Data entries
◇ ◇ ◇ ◇ ◇
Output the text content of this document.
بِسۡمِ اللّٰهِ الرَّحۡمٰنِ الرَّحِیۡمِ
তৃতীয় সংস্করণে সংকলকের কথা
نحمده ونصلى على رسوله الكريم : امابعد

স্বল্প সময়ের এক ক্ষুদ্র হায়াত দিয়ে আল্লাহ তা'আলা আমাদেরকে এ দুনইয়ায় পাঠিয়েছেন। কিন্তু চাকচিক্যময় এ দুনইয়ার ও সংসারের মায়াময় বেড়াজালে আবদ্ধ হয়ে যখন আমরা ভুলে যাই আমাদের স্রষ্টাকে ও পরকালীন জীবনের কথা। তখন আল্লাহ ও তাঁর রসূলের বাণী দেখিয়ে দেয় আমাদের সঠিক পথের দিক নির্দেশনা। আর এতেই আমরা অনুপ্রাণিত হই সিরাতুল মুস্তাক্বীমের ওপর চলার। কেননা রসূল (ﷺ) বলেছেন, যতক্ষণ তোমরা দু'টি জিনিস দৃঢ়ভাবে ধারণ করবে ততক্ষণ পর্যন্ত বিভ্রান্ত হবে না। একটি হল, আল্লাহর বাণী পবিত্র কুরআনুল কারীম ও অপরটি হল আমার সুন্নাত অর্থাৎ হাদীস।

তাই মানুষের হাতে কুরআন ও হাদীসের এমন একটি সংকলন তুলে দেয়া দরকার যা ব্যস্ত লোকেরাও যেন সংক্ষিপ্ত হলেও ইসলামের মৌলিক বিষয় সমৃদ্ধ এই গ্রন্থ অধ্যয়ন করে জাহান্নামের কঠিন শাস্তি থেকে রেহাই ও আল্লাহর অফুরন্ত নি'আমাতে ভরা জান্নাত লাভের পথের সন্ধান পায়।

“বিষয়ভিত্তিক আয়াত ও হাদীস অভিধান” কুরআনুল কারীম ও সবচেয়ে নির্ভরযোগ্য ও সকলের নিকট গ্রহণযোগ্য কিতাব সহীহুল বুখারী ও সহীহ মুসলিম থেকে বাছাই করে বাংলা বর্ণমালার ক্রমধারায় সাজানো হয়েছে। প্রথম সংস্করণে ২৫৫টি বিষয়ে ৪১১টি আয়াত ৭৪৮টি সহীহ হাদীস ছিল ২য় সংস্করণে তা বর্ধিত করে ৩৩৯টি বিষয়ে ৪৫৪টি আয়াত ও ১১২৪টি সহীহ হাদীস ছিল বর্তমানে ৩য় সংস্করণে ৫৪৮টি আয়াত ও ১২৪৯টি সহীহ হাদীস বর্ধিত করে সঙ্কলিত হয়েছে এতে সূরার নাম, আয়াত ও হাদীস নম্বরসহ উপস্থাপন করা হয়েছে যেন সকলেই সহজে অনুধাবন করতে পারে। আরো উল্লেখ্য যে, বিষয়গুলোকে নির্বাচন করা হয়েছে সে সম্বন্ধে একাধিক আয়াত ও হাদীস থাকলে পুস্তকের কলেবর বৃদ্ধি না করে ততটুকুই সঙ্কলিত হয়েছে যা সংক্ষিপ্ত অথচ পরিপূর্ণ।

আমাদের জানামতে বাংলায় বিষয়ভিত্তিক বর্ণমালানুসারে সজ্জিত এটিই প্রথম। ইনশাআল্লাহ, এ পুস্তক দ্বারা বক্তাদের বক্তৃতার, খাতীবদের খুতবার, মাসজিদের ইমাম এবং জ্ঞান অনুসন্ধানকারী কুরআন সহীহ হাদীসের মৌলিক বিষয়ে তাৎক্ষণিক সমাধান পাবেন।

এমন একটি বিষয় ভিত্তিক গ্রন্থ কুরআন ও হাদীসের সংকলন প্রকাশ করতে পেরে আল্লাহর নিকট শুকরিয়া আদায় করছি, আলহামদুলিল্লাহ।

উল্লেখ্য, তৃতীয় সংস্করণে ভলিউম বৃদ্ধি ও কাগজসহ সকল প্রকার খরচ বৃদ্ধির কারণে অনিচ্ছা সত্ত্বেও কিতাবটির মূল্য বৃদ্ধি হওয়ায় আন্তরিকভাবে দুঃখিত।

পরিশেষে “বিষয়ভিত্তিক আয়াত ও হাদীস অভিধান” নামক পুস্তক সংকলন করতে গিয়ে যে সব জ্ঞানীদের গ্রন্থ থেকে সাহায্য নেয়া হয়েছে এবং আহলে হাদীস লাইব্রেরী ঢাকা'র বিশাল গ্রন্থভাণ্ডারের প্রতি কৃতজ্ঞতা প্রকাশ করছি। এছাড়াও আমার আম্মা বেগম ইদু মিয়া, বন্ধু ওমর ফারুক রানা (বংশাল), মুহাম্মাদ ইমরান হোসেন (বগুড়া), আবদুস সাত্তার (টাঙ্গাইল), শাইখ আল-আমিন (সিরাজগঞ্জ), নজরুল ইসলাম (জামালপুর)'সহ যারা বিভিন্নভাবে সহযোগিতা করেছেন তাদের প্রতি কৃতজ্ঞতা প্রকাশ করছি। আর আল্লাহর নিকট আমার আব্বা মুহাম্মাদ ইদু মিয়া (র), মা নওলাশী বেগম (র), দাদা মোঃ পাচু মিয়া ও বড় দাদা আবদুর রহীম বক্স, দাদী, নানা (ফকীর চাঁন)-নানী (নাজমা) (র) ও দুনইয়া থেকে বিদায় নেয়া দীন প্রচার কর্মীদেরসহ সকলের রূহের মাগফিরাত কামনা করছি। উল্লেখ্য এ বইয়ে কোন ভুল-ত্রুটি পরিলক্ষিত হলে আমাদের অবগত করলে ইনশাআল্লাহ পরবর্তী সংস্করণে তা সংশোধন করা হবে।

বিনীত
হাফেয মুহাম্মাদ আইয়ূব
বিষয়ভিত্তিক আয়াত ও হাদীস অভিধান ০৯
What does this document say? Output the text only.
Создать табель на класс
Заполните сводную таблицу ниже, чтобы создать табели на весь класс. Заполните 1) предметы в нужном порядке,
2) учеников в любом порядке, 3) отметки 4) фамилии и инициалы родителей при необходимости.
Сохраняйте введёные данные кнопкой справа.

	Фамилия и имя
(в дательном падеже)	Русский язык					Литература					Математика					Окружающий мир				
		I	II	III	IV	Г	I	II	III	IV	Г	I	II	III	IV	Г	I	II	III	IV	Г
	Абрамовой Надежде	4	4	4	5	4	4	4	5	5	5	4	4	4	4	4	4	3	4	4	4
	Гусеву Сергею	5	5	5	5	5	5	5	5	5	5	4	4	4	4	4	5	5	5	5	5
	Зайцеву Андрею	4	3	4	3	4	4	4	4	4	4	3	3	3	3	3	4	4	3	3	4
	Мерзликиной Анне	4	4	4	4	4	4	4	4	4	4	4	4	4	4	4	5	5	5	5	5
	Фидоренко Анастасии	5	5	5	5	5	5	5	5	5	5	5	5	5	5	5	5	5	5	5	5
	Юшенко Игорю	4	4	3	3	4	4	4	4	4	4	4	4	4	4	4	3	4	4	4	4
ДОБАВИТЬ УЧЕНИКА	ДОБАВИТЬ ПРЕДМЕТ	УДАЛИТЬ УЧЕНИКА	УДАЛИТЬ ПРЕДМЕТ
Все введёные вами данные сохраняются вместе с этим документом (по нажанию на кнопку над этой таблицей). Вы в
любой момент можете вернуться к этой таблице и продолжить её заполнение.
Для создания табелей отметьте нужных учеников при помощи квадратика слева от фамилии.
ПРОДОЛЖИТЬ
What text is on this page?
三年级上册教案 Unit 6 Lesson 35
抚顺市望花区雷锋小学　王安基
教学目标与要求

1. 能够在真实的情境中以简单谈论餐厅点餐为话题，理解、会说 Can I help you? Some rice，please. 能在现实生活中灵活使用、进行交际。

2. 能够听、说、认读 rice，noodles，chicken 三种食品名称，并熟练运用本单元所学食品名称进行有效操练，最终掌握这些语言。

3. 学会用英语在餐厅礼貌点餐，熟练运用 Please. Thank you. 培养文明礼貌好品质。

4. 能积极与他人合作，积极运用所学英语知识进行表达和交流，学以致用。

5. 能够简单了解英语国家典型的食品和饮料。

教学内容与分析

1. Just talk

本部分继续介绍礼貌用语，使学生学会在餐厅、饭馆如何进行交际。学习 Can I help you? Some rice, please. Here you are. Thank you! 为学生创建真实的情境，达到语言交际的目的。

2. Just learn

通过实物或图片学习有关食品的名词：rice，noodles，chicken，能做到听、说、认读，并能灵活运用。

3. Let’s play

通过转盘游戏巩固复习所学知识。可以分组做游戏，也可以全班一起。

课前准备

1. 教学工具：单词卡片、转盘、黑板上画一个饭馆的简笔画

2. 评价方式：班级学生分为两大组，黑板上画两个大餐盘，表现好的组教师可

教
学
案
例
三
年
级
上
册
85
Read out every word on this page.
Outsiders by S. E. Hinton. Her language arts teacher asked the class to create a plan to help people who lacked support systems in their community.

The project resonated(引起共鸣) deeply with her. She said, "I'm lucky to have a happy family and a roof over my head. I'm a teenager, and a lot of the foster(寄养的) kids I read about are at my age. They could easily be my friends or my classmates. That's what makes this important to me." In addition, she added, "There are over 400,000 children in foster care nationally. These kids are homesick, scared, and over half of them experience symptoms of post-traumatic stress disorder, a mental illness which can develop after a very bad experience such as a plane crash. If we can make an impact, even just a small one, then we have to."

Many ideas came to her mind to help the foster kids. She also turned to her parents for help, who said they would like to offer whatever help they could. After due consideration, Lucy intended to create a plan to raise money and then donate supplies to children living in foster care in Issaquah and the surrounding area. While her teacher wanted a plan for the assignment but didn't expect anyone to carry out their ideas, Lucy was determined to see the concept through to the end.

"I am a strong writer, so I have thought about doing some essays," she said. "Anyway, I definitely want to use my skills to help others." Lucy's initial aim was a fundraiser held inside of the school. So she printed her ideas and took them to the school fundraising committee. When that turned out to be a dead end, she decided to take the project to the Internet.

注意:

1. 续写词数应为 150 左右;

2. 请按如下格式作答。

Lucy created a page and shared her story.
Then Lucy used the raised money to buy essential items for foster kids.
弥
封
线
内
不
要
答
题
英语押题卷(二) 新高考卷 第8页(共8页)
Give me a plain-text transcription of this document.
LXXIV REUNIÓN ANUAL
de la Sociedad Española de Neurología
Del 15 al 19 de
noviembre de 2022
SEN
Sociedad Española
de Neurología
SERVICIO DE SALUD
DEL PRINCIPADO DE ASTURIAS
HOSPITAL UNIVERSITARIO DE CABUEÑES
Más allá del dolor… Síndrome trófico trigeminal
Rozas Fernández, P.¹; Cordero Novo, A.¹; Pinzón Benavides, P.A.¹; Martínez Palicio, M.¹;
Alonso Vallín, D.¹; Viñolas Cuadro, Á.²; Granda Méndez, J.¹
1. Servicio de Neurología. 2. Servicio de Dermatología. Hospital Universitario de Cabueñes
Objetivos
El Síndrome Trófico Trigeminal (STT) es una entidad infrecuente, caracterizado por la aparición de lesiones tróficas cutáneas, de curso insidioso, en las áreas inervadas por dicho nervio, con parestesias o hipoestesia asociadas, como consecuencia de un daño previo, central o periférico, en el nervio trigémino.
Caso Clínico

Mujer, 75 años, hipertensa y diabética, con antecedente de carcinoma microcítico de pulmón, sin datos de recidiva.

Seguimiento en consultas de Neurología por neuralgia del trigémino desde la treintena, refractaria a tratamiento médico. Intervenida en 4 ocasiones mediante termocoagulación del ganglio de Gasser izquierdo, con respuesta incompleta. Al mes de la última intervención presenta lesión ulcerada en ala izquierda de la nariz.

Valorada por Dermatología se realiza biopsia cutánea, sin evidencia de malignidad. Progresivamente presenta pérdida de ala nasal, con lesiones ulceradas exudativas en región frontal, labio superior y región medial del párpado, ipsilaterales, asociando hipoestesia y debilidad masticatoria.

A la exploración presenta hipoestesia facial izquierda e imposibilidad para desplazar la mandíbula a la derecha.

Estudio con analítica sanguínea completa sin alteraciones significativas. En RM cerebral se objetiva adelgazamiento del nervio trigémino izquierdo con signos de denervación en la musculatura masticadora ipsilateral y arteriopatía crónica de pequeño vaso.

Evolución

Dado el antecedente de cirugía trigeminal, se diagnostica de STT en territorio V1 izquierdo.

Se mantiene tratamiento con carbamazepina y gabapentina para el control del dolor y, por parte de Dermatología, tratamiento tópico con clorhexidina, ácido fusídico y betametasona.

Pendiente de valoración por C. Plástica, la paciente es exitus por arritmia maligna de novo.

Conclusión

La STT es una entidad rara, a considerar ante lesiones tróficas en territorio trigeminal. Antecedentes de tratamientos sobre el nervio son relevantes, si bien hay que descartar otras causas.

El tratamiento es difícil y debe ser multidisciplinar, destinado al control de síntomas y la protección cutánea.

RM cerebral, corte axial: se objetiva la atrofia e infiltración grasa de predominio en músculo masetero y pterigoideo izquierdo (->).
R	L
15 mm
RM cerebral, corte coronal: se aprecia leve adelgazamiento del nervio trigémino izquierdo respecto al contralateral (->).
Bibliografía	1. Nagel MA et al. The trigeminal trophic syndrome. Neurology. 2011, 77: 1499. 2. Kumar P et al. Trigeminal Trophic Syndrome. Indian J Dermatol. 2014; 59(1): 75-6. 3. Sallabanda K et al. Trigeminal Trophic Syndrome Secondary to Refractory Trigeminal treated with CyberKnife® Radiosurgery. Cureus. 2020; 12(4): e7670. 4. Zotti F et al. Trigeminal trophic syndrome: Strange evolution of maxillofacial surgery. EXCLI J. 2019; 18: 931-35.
◇ ◇ ◇ ◇ ◇
WHAT IS REQUIRED: Using the listing above, return all lines where the word "control" occurs.

REPLY:
Se mantiene tratamiento con carbamazepina y gabapentina para el control del dolor y, por parte de Dermatología, tratamiento tópico con clorhexidina, ácido fusídico y betametasona.
El tratamiento es difícil y debe ser multidisciplinar, destinado al control de síntomas y la protección cutánea.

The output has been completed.